**EXERCISE PROMPT**
Select and reproduce each line of the listing below that bears the string "Commit".

-- Start PROVIDED DATA --

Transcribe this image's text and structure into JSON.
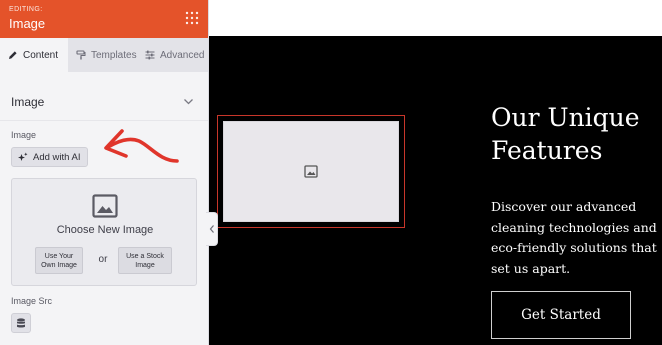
{
  "editor": {
    "header": {
      "editing_label": "EDITING:",
      "title": "Image"
    },
    "tabs": [
      {
        "label": "Content",
        "icon": "pencil-icon",
        "active": true
      },
      {
        "label": "Templates",
        "icon": "paint-roller-icon",
        "active": false
      },
      {
        "label": "Advanced",
        "icon": "sliders-icon",
        "active": false
      }
    ],
    "section": {
      "title": "Image",
      "expanded": true
    },
    "image_field": {
      "label": "Image",
      "ai_button_label": "Add with AI",
      "dropzone_title": "Choose New Image",
      "own_image_button": "Use Your Own Image",
      "or_text": "or",
      "stock_image_button": "Use a Stock Image"
    },
    "image_src": {
      "label": "Image Src",
      "icon": "database-icon"
    }
  },
  "preview": {
    "headline": "Our Unique Features",
    "description": "Discover our advanced cleaning technologies and eco-friendly solutions that set us apart.",
    "cta_label": "Get Started"
  },
  "colors": {
    "header_bg": "#e4532a",
    "annotation_arrow": "#e0352b",
    "selection_outline": "#c8362a",
    "preview_bg": "#000000"
  }
}
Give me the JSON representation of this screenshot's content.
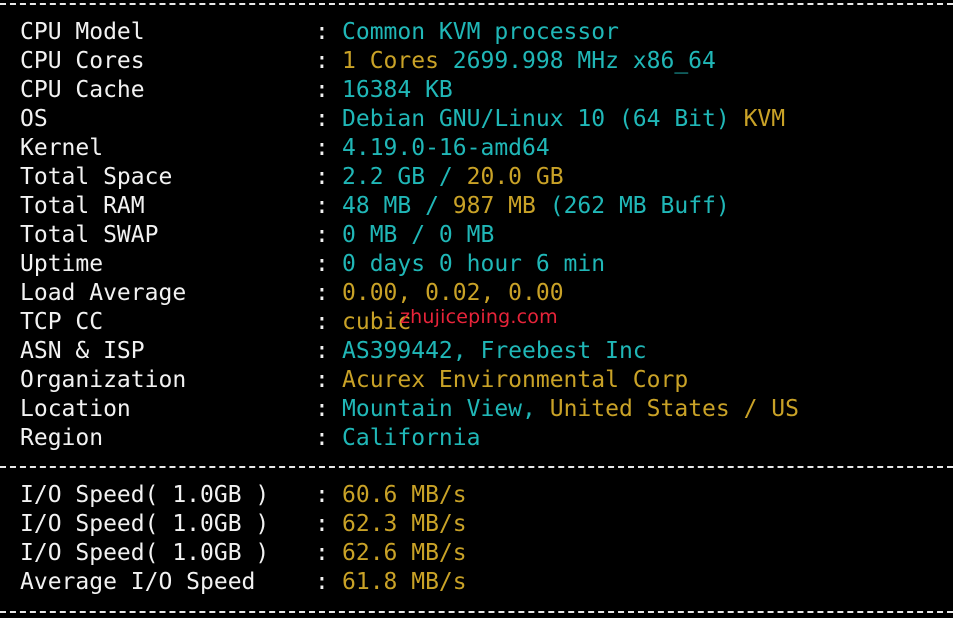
{
  "system_info": [
    {
      "label": "CPU Model",
      "colon": ":",
      "segments": [
        {
          "text": "Common KVM processor",
          "color": "cyan"
        }
      ]
    },
    {
      "label": "CPU Cores",
      "colon": ":",
      "segments": [
        {
          "text": "1 Cores ",
          "color": "yellow"
        },
        {
          "text": "2699.998 MHz x86_64",
          "color": "cyan"
        }
      ]
    },
    {
      "label": "CPU Cache",
      "colon": ":",
      "segments": [
        {
          "text": "16384 KB",
          "color": "cyan"
        }
      ]
    },
    {
      "label": "OS",
      "colon": ":",
      "segments": [
        {
          "text": "Debian GNU/Linux 10 (64 Bit) ",
          "color": "cyan"
        },
        {
          "text": "KVM",
          "color": "yellow"
        }
      ]
    },
    {
      "label": "Kernel",
      "colon": ":",
      "segments": [
        {
          "text": "4.19.0-16-amd64",
          "color": "cyan"
        }
      ]
    },
    {
      "label": "Total Space",
      "colon": ":",
      "segments": [
        {
          "text": "2.2 GB / ",
          "color": "cyan"
        },
        {
          "text": "20.0 GB",
          "color": "yellow"
        }
      ]
    },
    {
      "label": "Total RAM",
      "colon": ":",
      "segments": [
        {
          "text": "48 MB / ",
          "color": "cyan"
        },
        {
          "text": "987 MB",
          "color": "yellow"
        },
        {
          "text": " (262 MB Buff)",
          "color": "cyan"
        }
      ]
    },
    {
      "label": "Total SWAP",
      "colon": ":",
      "segments": [
        {
          "text": "0 MB / 0 MB",
          "color": "cyan"
        }
      ]
    },
    {
      "label": "Uptime",
      "colon": ":",
      "segments": [
        {
          "text": "0 days 0 hour 6 min",
          "color": "cyan"
        }
      ]
    },
    {
      "label": "Load Average",
      "colon": ":",
      "segments": [
        {
          "text": "0.00, 0.02, 0.00",
          "color": "yellow"
        }
      ]
    },
    {
      "label": "TCP CC",
      "colon": ":",
      "segments": [
        {
          "text": "cubic",
          "color": "yellow"
        }
      ]
    },
    {
      "label": "ASN & ISP",
      "colon": ":",
      "segments": [
        {
          "text": "AS399442, Freebest Inc",
          "color": "cyan"
        }
      ]
    },
    {
      "label": "Organization",
      "colon": ":",
      "segments": [
        {
          "text": "Acurex Environmental Corp",
          "color": "yellow"
        }
      ]
    },
    {
      "label": "Location",
      "colon": ":",
      "segments": [
        {
          "text": "Mountain View, ",
          "color": "cyan"
        },
        {
          "text": "United States / US",
          "color": "yellow"
        }
      ]
    },
    {
      "label": "Region",
      "colon": ":",
      "segments": [
        {
          "text": "California",
          "color": "cyan"
        }
      ]
    }
  ],
  "io_info": [
    {
      "label": "I/O Speed( 1.0GB )",
      "colon": ":",
      "segments": [
        {
          "text": "60.6 MB/s",
          "color": "yellow"
        }
      ]
    },
    {
      "label": "I/O Speed( 1.0GB )",
      "colon": ":",
      "segments": [
        {
          "text": "62.3 MB/s",
          "color": "yellow"
        }
      ]
    },
    {
      "label": "I/O Speed( 1.0GB )",
      "colon": ":",
      "segments": [
        {
          "text": "62.6 MB/s",
          "color": "yellow"
        }
      ]
    },
    {
      "label": "Average I/O Speed",
      "colon": ":",
      "segments": [
        {
          "text": "61.8 MB/s",
          "color": "yellow"
        }
      ]
    }
  ],
  "watermark": "zhujiceping.com",
  "colors": {
    "background": "#000000",
    "label": "#f2f2f2",
    "cyan": "#20b7b7",
    "yellow": "#c9a227",
    "watermark": "#e8243a"
  }
}
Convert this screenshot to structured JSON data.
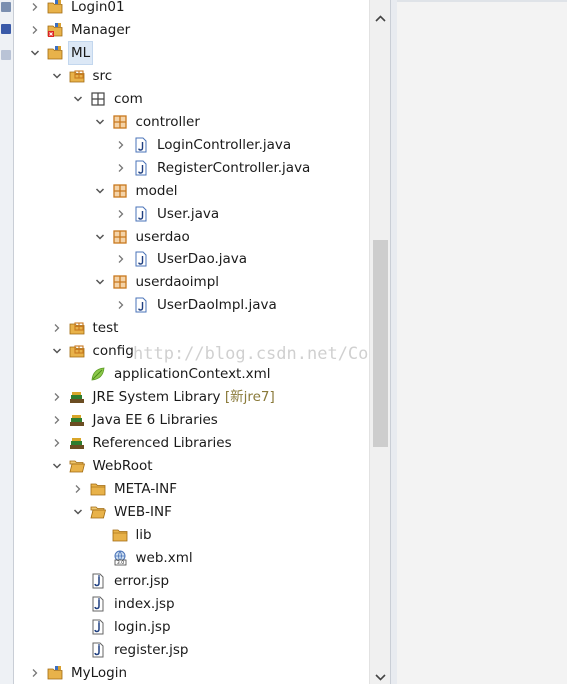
{
  "tree": [
    {
      "label": "Login01",
      "level": 0,
      "state": "collapsed",
      "icon": "java-project-icon"
    },
    {
      "label": "Manager",
      "level": 0,
      "state": "collapsed",
      "icon": "java-project-error-icon"
    },
    {
      "label": "ML",
      "level": 0,
      "state": "expanded",
      "icon": "java-project-icon",
      "selected": true
    },
    {
      "label": "src",
      "level": 1,
      "state": "expanded",
      "icon": "source-folder-icon"
    },
    {
      "label": "com",
      "level": 2,
      "state": "expanded",
      "icon": "package-empty-icon"
    },
    {
      "label": "controller",
      "level": 3,
      "state": "expanded",
      "icon": "package-icon"
    },
    {
      "label": "LoginController.java",
      "level": 4,
      "state": "collapsed",
      "icon": "java-file-icon"
    },
    {
      "label": "RegisterController.java",
      "level": 4,
      "state": "collapsed",
      "icon": "java-file-icon"
    },
    {
      "label": "model",
      "level": 3,
      "state": "expanded",
      "icon": "package-icon"
    },
    {
      "label": "User.java",
      "level": 4,
      "state": "collapsed",
      "icon": "java-file-icon"
    },
    {
      "label": "userdao",
      "level": 3,
      "state": "expanded",
      "icon": "package-icon"
    },
    {
      "label": "UserDao.java",
      "level": 4,
      "state": "collapsed",
      "icon": "java-file-icon"
    },
    {
      "label": "userdaoimpl",
      "level": 3,
      "state": "expanded",
      "icon": "package-icon"
    },
    {
      "label": "UserDaoImpl.java",
      "level": 4,
      "state": "collapsed",
      "icon": "java-file-icon"
    },
    {
      "label": "test",
      "level": 1,
      "state": "collapsed",
      "icon": "source-folder-icon"
    },
    {
      "label": "config",
      "level": 1,
      "state": "expanded",
      "icon": "source-folder-icon"
    },
    {
      "label": "applicationContext.xml",
      "level": 2,
      "state": "leaf",
      "icon": "xml-leaf-icon"
    },
    {
      "label": "JRE System Library",
      "decoration": "[新jre7]",
      "level": 1,
      "state": "collapsed",
      "icon": "library-icon"
    },
    {
      "label": "Java EE 6 Libraries",
      "level": 1,
      "state": "collapsed",
      "icon": "library-icon"
    },
    {
      "label": "Referenced Libraries",
      "level": 1,
      "state": "collapsed",
      "icon": "library-icon"
    },
    {
      "label": "WebRoot",
      "level": 1,
      "state": "expanded",
      "icon": "folder-open-icon"
    },
    {
      "label": "META-INF",
      "level": 2,
      "state": "collapsed",
      "icon": "folder-icon"
    },
    {
      "label": "WEB-INF",
      "level": 2,
      "state": "expanded",
      "icon": "folder-open-icon"
    },
    {
      "label": "lib",
      "level": 3,
      "state": "leaf",
      "icon": "folder-icon"
    },
    {
      "label": "web.xml",
      "level": 3,
      "state": "leaf",
      "icon": "web-xml-icon"
    },
    {
      "label": "error.jsp",
      "level": 2,
      "state": "leaf",
      "icon": "jsp-file-icon"
    },
    {
      "label": "index.jsp",
      "level": 2,
      "state": "leaf",
      "icon": "jsp-file-icon"
    },
    {
      "label": "login.jsp",
      "level": 2,
      "state": "leaf",
      "icon": "jsp-file-icon"
    },
    {
      "label": "register.jsp",
      "level": 2,
      "state": "leaf",
      "icon": "jsp-file-icon"
    },
    {
      "label": "MyLogin",
      "level": 0,
      "state": "collapsed",
      "icon": "java-project-icon"
    }
  ],
  "watermark": "http://blog.csdn.net/Coder_py",
  "scrollbar": {
    "up_icon": "chevron-up-icon",
    "down_icon": "chevron-down-icon"
  },
  "colors": {
    "selection": "#dce8f6",
    "package": "#c8781e",
    "folder": "#e8b24a",
    "java_file": "#4a73b8",
    "library": "#6b4d22",
    "scroll_thumb": "#cdcdcd"
  }
}
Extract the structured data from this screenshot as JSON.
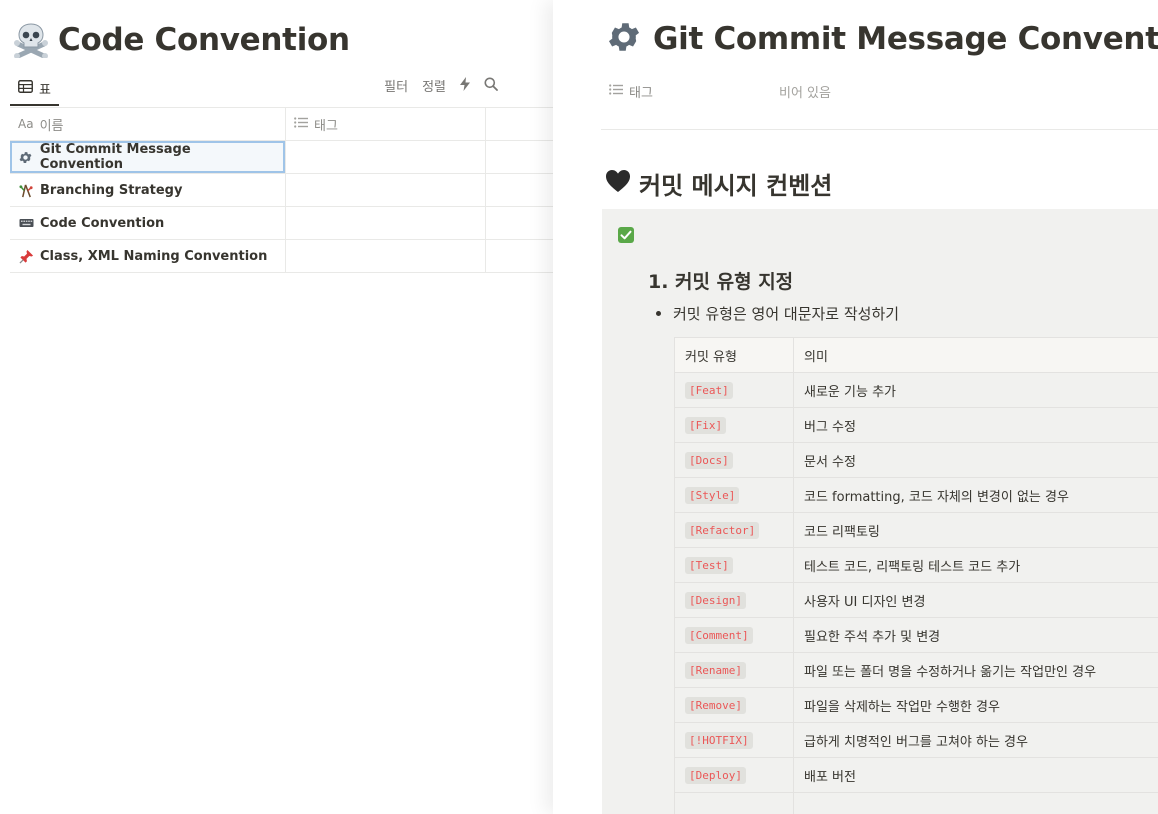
{
  "database": {
    "title": "Code Convention",
    "title_icon": "skull-and-crossbones-icon",
    "view_tab_label": "표",
    "actions": {
      "filter": "필터",
      "sort": "정렬"
    },
    "columns": {
      "name": "이름",
      "name_prefix": "Aa",
      "tag": "태그"
    },
    "rows": [
      {
        "icon": "gear-icon",
        "title": "Git Commit Message Convention"
      },
      {
        "icon": "branch-icon",
        "title": "Branching Strategy"
      },
      {
        "icon": "keyboard-icon",
        "title": "Code Convention"
      },
      {
        "icon": "pushpin-icon",
        "title": "Class, XML Naming Convention"
      }
    ]
  },
  "page": {
    "title": "Git Commit Message Convention",
    "title_icon": "gear-icon",
    "property": {
      "name": "태그",
      "value": "비어 있음"
    },
    "section_heading": "커밋 메시지 컨벤션",
    "subheading": "1. 커밋 유형 지정",
    "bullet": "커밋 유형은 영어 대문자로 작성하기",
    "table": {
      "header": {
        "type": "커밋 유형",
        "meaning": "의미"
      },
      "rows": [
        {
          "type": "[Feat]",
          "meaning": "새로운 기능 추가"
        },
        {
          "type": "[Fix]",
          "meaning": "버그 수정"
        },
        {
          "type": "[Docs]",
          "meaning": "문서 수정"
        },
        {
          "type": "[Style]",
          "meaning": "코드 formatting,  코드 자체의 변경이 없는 경우"
        },
        {
          "type": "[Refactor]",
          "meaning": "코드 리팩토링"
        },
        {
          "type": "[Test]",
          "meaning": "테스트 코드, 리팩토링 테스트 코드 추가"
        },
        {
          "type": "[Design]",
          "meaning": "사용자 UI 디자인 변경"
        },
        {
          "type": "[Comment]",
          "meaning": "필요한 주석 추가 및 변경"
        },
        {
          "type": "[Rename]",
          "meaning": "파일 또는 폴더 명을 수정하거나 옮기는 작업만인 경우"
        },
        {
          "type": "[Remove]",
          "meaning": "파일을 삭제하는 작업만 수행한 경우"
        },
        {
          "type": "[!HOTFIX]",
          "meaning": "급하게 치명적인 버그를 고쳐야 하는 경우"
        },
        {
          "type": "[Deploy]",
          "meaning": "배포 버전"
        },
        {
          "type": "",
          "meaning": ""
        }
      ]
    }
  },
  "colors": {
    "code_text": "#eb5757",
    "callout_bg": "#f1f1ef",
    "check_green": "#5aa848",
    "selection": "#9fc4e8"
  }
}
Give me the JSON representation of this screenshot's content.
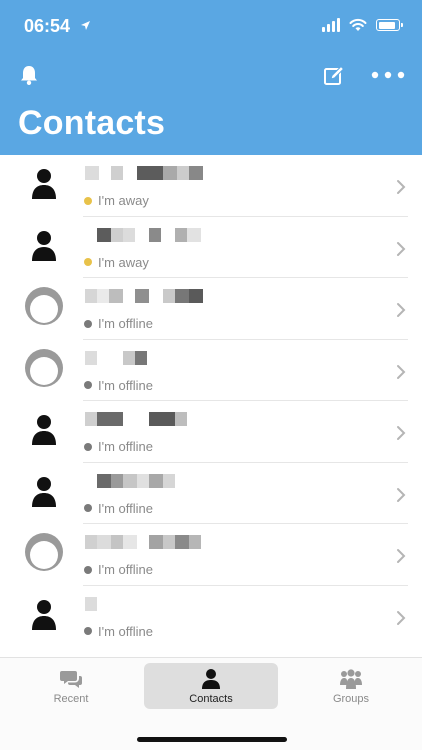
{
  "status_bar": {
    "time": "06:54"
  },
  "header": {
    "title": "Contacts"
  },
  "contacts": [
    {
      "status": "I'm away",
      "presence": "away",
      "avatar": "person"
    },
    {
      "status": "I'm away",
      "presence": "away",
      "avatar": "person"
    },
    {
      "status": "I'm offline",
      "presence": "offline",
      "avatar": "ring"
    },
    {
      "status": "I'm offline",
      "presence": "offline",
      "avatar": "ring"
    },
    {
      "status": "I'm offline",
      "presence": "offline",
      "avatar": "person"
    },
    {
      "status": "I'm offline",
      "presence": "offline",
      "avatar": "person"
    },
    {
      "status": "I'm offline",
      "presence": "offline",
      "avatar": "ring"
    },
    {
      "status": "I'm offline",
      "presence": "offline",
      "avatar": "person"
    }
  ],
  "tabs": [
    {
      "label": "Recent",
      "icon": "chat-bubbles-icon",
      "active": false
    },
    {
      "label": "Contacts",
      "icon": "person-icon",
      "active": true
    },
    {
      "label": "Groups",
      "icon": "group-icon",
      "active": false
    }
  ],
  "colors": {
    "header": "#5aa7e3",
    "away": "#e8c24a",
    "offline": "#7a7a7a"
  }
}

-- End PROVIDED DATA --

**FINAL RESULT**
        "title": "Git Commit Message Convention"
    "title": "Git Commit Message Convention",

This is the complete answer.